• Objective: Every line below should be copied exactly; drop the pictures.

— Start of Record list —

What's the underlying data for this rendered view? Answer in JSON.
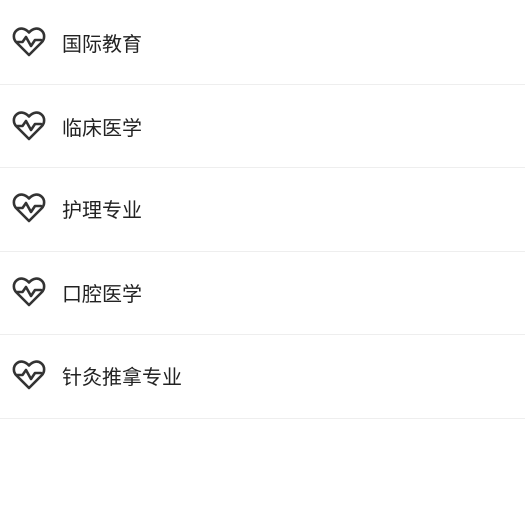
{
  "list": {
    "items": [
      {
        "label": "国际教育",
        "icon": "heart-pulse-icon"
      },
      {
        "label": "临床医学",
        "icon": "heart-pulse-icon"
      },
      {
        "label": "护理专业",
        "icon": "heart-pulse-icon"
      },
      {
        "label": "口腔医学",
        "icon": "heart-pulse-icon"
      },
      {
        "label": "针灸推拿专业",
        "icon": "heart-pulse-icon"
      }
    ]
  },
  "colors": {
    "icon_stroke": "#333333",
    "text": "#222222",
    "divider": "#eeeeee",
    "background": "#ffffff"
  }
}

— End of Record list —

• Result:
What's the underlying data for this rendered view? Answer in JSON.
{
  "list": {
    "items": [
      {
        "label": "国际教育",
        "icon": "heart-pulse-icon"
      },
      {
        "label": "临床医学",
        "icon": "heart-pulse-icon"
      },
      {
        "label": "护理专业",
        "icon": "heart-pulse-icon"
      },
      {
        "label": "口腔医学",
        "icon": "heart-pulse-icon"
      },
      {
        "label": "针灸推拿专业",
        "icon": "heart-pulse-icon"
      }
    ]
  },
  "colors": {
    "icon_stroke": "#333333",
    "text": "#222222",
    "divider": "#eeeeee",
    "background": "#ffffff"
  }
}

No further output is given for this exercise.